> [The task]
Render the material again word for word, skipping the pictures in it.

◇ ◇ ◇ ◇ ◇

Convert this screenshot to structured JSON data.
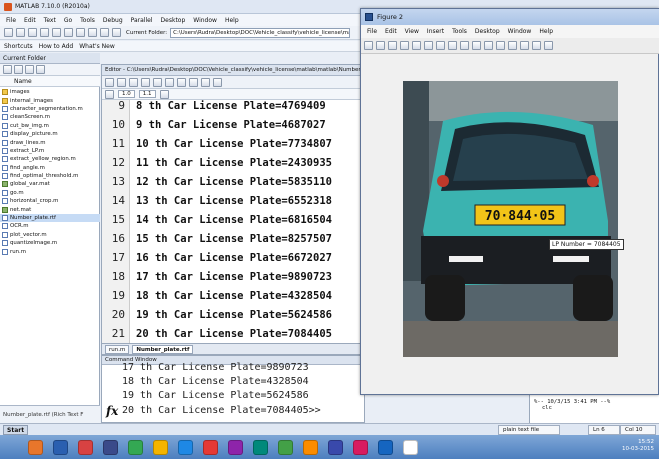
{
  "matlab": {
    "title": "MATLAB 7.10.0 (R2010a)",
    "menu": [
      "File",
      "Edit",
      "Text",
      "Go",
      "Tools",
      "Debug",
      "Parallel",
      "Desktop",
      "Window",
      "Help"
    ],
    "current_folder_label": "Current Folder:",
    "current_folder_path": "C:\\Users\\Rudra\\Desktop\\DOC\\Vehicle_classify\\vehicle_license\\mat",
    "shortcuts": [
      "Shortcuts",
      "How to Add",
      "What's New"
    ]
  },
  "folder_panel": {
    "title": "Current Folder",
    "column_name": "Name",
    "files": [
      {
        "name": "images",
        "type": "folder"
      },
      {
        "name": "internal_images",
        "type": "folder"
      },
      {
        "name": "character_segmentation.m",
        "type": "m"
      },
      {
        "name": "cleanScreen.m",
        "type": "m"
      },
      {
        "name": "cut_bw_img.m",
        "type": "m"
      },
      {
        "name": "display_picture.m",
        "type": "m"
      },
      {
        "name": "draw_lines.m",
        "type": "m"
      },
      {
        "name": "extract_LP.m",
        "type": "m"
      },
      {
        "name": "extract_yellow_region.m",
        "type": "m"
      },
      {
        "name": "find_angle.m",
        "type": "m"
      },
      {
        "name": "find_optimal_threshold.m",
        "type": "m"
      },
      {
        "name": "global_var.mat",
        "type": "mat"
      },
      {
        "name": "go.m",
        "type": "m"
      },
      {
        "name": "horizontal_crop.m",
        "type": "m"
      },
      {
        "name": "net.mat",
        "type": "mat"
      },
      {
        "name": "Number_plate.rtf",
        "type": "rtf",
        "selected": true
      },
      {
        "name": "OCR.m",
        "type": "m"
      },
      {
        "name": "plot_vector.m",
        "type": "m"
      },
      {
        "name": "quantizeImage.m",
        "type": "m"
      },
      {
        "name": "run.m",
        "type": "m"
      }
    ],
    "status": "Number_plate.rtf (Rich Text F"
  },
  "editor": {
    "title": "Editor - C:\\Users\\Rudra\\Desktop\\DOC\\Vehicle_classify\\vehicle_license\\matlab\\matlab\\Number_pl",
    "zoom_value": "1.0",
    "step_value": "1.1",
    "lines": [
      {
        "num": "9",
        "text": "8 th Car License Plate=4769409"
      },
      {
        "num": "10",
        "text": "9 th Car License Plate=4687027"
      },
      {
        "num": "11",
        "text": "10 th Car License Plate=7734807"
      },
      {
        "num": "12",
        "text": "11 th Car License Plate=2430935"
      },
      {
        "num": "13",
        "text": "12 th Car License Plate=5835110"
      },
      {
        "num": "14",
        "text": "13 th Car License Plate=6552318"
      },
      {
        "num": "15",
        "text": "14 th Car License Plate=6816504"
      },
      {
        "num": "16",
        "text": "15 th Car License Plate=8257507"
      },
      {
        "num": "17",
        "text": "16 th Car License Plate=6672027"
      },
      {
        "num": "18",
        "text": "17 th Car License Plate=9890723"
      },
      {
        "num": "19",
        "text": "18 th Car License Plate=4328504"
      },
      {
        "num": "20",
        "text": "19 th Car License Plate=5624586"
      },
      {
        "num": "21",
        "text": "20 th Car License Plate=7084405"
      }
    ],
    "tabs": [
      "run.m",
      "Number_plate.rtf"
    ]
  },
  "command_window": {
    "title": "Command Window",
    "lines": [
      "17 th Car License Plate=9890723",
      "18 th Car License Plate=4328504",
      "19 th Car License Plate=5624586",
      "20 th Car License Plate=7084405>>"
    ],
    "fx_label": "fx"
  },
  "history": {
    "lines": [
      "%-- 10/3/15  3:41 PM --%",
      "clc"
    ]
  },
  "statusbar": {
    "start": "Start",
    "file_type": "plain text file",
    "ln": "Ln  6",
    "col": "Col  10"
  },
  "tray": {
    "time": "15:52",
    "date": "10-03-2015"
  },
  "figure": {
    "title": "Figure 2",
    "menu": [
      "File",
      "Edit",
      "View",
      "Insert",
      "Tools",
      "Desktop",
      "Window",
      "Help"
    ],
    "plate_text": "70·844·05",
    "annotation": "LP Number = 7084405"
  }
}
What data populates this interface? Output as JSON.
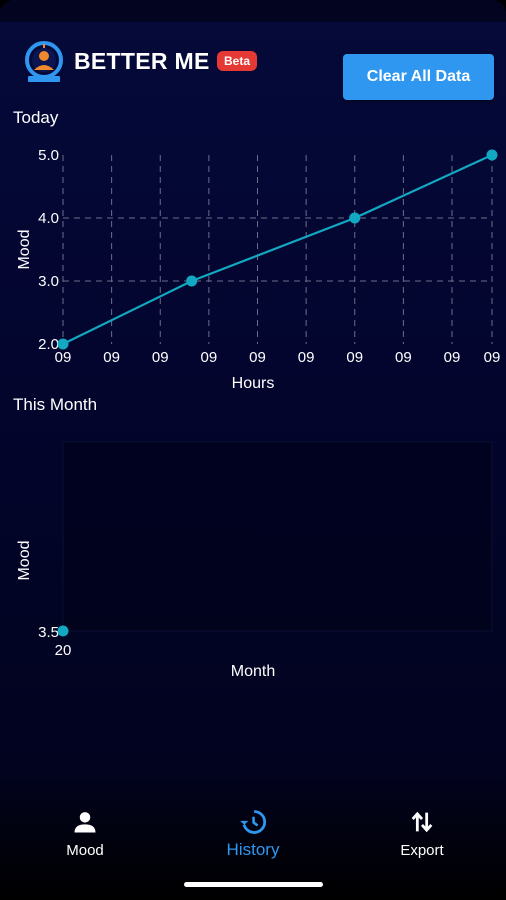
{
  "app": {
    "title": "BETTER ME",
    "badge": "Beta",
    "clear_button": "Clear All Data"
  },
  "colors": {
    "accent": "#2f97f0",
    "series": "#13a8c2",
    "badge": "#e53935",
    "background": "#03052e"
  },
  "sections": {
    "today": "Today",
    "month": "This Month"
  },
  "chart_data": [
    {
      "type": "line",
      "title": "Today",
      "xlabel": "Hours",
      "ylabel": "Mood",
      "ylim": [
        2.0,
        5.0
      ],
      "y_ticks": [
        "2.0",
        "3.0",
        "4.0",
        "5.0"
      ],
      "x_ticks": [
        "09",
        "09",
        "09",
        "09",
        "09",
        "09",
        "09",
        "09",
        "09",
        "09"
      ],
      "grid": true,
      "series": [
        {
          "x": [
            0,
            0.3,
            0.68,
            1.0
          ],
          "y": [
            2.0,
            3.0,
            4.0,
            5.0
          ]
        }
      ]
    },
    {
      "type": "scatter",
      "title": "This Month",
      "xlabel": "Month",
      "ylabel": "Mood",
      "y_ticks": [
        "3.5"
      ],
      "x_ticks": [
        "20"
      ],
      "grid": false,
      "series": [
        {
          "x": [
            20
          ],
          "y": [
            3.5
          ]
        }
      ]
    }
  ],
  "nav": {
    "items": [
      {
        "label": "Mood",
        "icon": "person-icon",
        "active": false
      },
      {
        "label": "History",
        "icon": "history-icon",
        "active": true
      },
      {
        "label": "Export",
        "icon": "swap-vertical-icon",
        "active": false
      }
    ]
  }
}
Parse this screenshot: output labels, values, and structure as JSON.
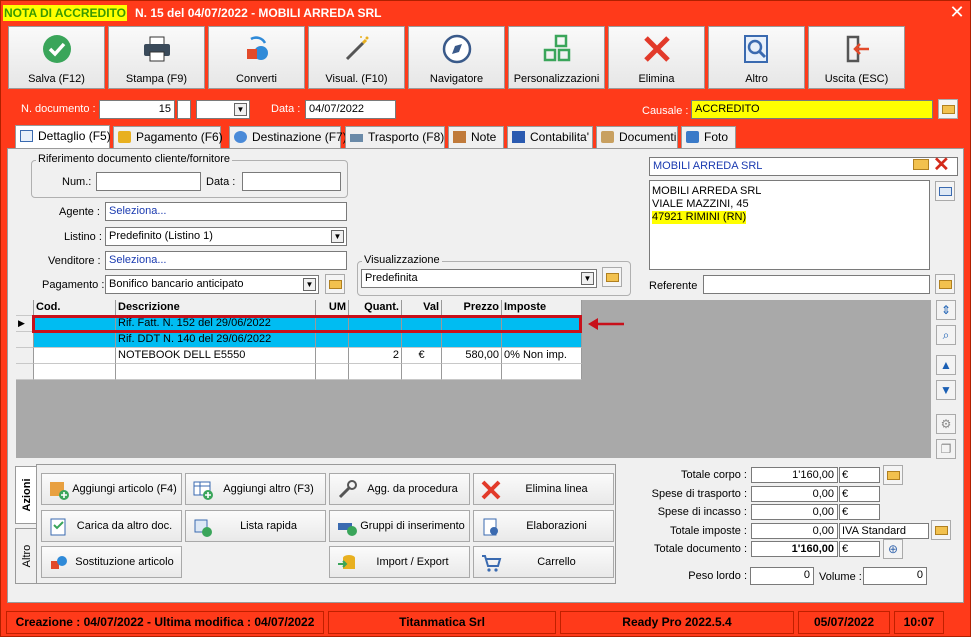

◇ ◇ ◇ ◇ ◇

> [Finished exercise]
Convert this screenshot to structured JSON data.
{
  "matlab": {
    "title": "MATLAB 7.10.0 (R2010a)",
    "menu": [
      "File",
      "Edit",
      "Text",
      "Go",
      "Tools",
      "Debug",
      "Parallel",
      "Desktop",
      "Window",
      "Help"
    ],
    "current_folder_label": "Current Folder:",
    "current_folder_path": "C:\\Users\\Rudra\\Desktop\\DOC\\Vehicle_classify\\vehicle_license\\mat",
    "shortcuts": [
      "Shortcuts",
      "How to Add",
      "What's New"
    ]
  },
  "folder_panel": {
    "title": "Current Folder",
    "column_name": "Name",
    "files": [
      {
        "name": "images",
        "type": "folder"
      },
      {
        "name": "internal_images",
        "type": "folder"
      },
      {
        "name": "character_segmentation.m",
        "type": "m"
      },
      {
        "name": "cleanScreen.m",
        "type": "m"
      },
      {
        "name": "cut_bw_img.m",
        "type": "m"
      },
      {
        "name": "display_picture.m",
        "type": "m"
      },
      {
        "name": "draw_lines.m",
        "type": "m"
      },
      {
        "name": "extract_LP.m",
        "type": "m"
      },
      {
        "name": "extract_yellow_region.m",
        "type": "m"
      },
      {
        "name": "find_angle.m",
        "type": "m"
      },
      {
        "name": "find_optimal_threshold.m",
        "type": "m"
      },
      {
        "name": "global_var.mat",
        "type": "mat"
      },
      {
        "name": "go.m",
        "type": "m"
      },
      {
        "name": "horizontal_crop.m",
        "type": "m"
      },
      {
        "name": "net.mat",
        "type": "mat"
      },
      {
        "name": "Number_plate.rtf",
        "type": "rtf",
        "selected": true
      },
      {
        "name": "OCR.m",
        "type": "m"
      },
      {
        "name": "plot_vector.m",
        "type": "m"
      },
      {
        "name": "quantizeImage.m",
        "type": "m"
      },
      {
        "name": "run.m",
        "type": "m"
      }
    ],
    "status": "Number_plate.rtf (Rich Text F"
  },
  "editor": {
    "title": "Editor - C:\\Users\\Rudra\\Desktop\\DOC\\Vehicle_classify\\vehicle_license\\matlab\\matlab\\Number_pl",
    "zoom_value": "1.0",
    "step_value": "1.1",
    "lines": [
      {
        "num": "9",
        "text": "8 th Car License Plate=4769409"
      },
      {
        "num": "10",
        "text": "9 th Car License Plate=4687027"
      },
      {
        "num": "11",
        "text": "10 th Car License Plate=7734807"
      },
      {
        "num": "12",
        "text": "11 th Car License Plate=2430935"
      },
      {
        "num": "13",
        "text": "12 th Car License Plate=5835110"
      },
      {
        "num": "14",
        "text": "13 th Car License Plate=6552318"
      },
      {
        "num": "15",
        "text": "14 th Car License Plate=6816504"
      },
      {
        "num": "16",
        "text": "15 th Car License Plate=8257507"
      },
      {
        "num": "17",
        "text": "16 th Car License Plate=6672027"
      },
      {
        "num": "18",
        "text": "17 th Car License Plate=9890723"
      },
      {
        "num": "19",
        "text": "18 th Car License Plate=4328504"
      },
      {
        "num": "20",
        "text": "19 th Car License Plate=5624586"
      },
      {
        "num": "21",
        "text": "20 th Car License Plate=7084405"
      }
    ],
    "tabs": [
      "run.m",
      "Number_plate.rtf"
    ]
  },
  "command_window": {
    "title": "Command Window",
    "lines": [
      "17 th Car License Plate=9890723",
      "18 th Car License Plate=4328504",
      "19 th Car License Plate=5624586",
      "20 th Car License Plate=7084405>>"
    ],
    "fx_label": "fx"
  },
  "history": {
    "lines": [
      "%-- 10/3/15  3:41 PM --%",
      "clc"
    ]
  },
  "statusbar": {
    "start": "Start",
    "file_type": "plain text file",
    "ln": "Ln  6",
    "col": "Col  10"
  },
  "tray": {
    "time": "15:52",
    "date": "10-03-2015"
  },
  "figure": {
    "title": "Figure 2",
    "menu": [
      "File",
      "Edit",
      "View",
      "Insert",
      "Tools",
      "Desktop",
      "Window",
      "Help"
    ],
    "plate_text": "70·844·05",
    "annotation": "LP Number = 7084405"
  }
}
What data populates this interface? Output as JSON.
{
  "app": {
    "title": "BETTER ME",
    "badge": "Beta",
    "clear_button": "Clear All Data"
  },
  "colors": {
    "accent": "#2f97f0",
    "series": "#13a8c2",
    "badge": "#e53935",
    "background": "#03052e"
  },
  "sections": {
    "today": "Today",
    "month": "This Month"
  },
  "chart_data": [
    {
      "type": "line",
      "title": "Today",
      "xlabel": "Hours",
      "ylabel": "Mood",
      "ylim": [
        2.0,
        5.0
      ],
      "y_ticks": [
        "2.0",
        "3.0",
        "4.0",
        "5.0"
      ],
      "x_ticks": [
        "09",
        "09",
        "09",
        "09",
        "09",
        "09",
        "09",
        "09",
        "09",
        "09"
      ],
      "grid": true,
      "series": [
        {
          "x": [
            0,
            0.3,
            0.68,
            1.0
          ],
          "y": [
            2.0,
            3.0,
            4.0,
            5.0
          ]
        }
      ]
    },
    {
      "type": "scatter",
      "title": "This Month",
      "xlabel": "Month",
      "ylabel": "Mood",
      "y_ticks": [
        "3.5"
      ],
      "x_ticks": [
        "20"
      ],
      "grid": false,
      "series": [
        {
          "x": [
            20
          ],
          "y": [
            3.5
          ]
        }
      ]
    }
  ],
  "nav": {
    "items": [
      {
        "label": "Mood",
        "icon": "person-icon",
        "active": false
      },
      {
        "label": "History",
        "icon": "history-icon",
        "active": true
      },
      {
        "label": "Export",
        "icon": "swap-vertical-icon",
        "active": false
      }
    ]
  }
}
Parse this screenshot: output labels, values, and structure as JSON.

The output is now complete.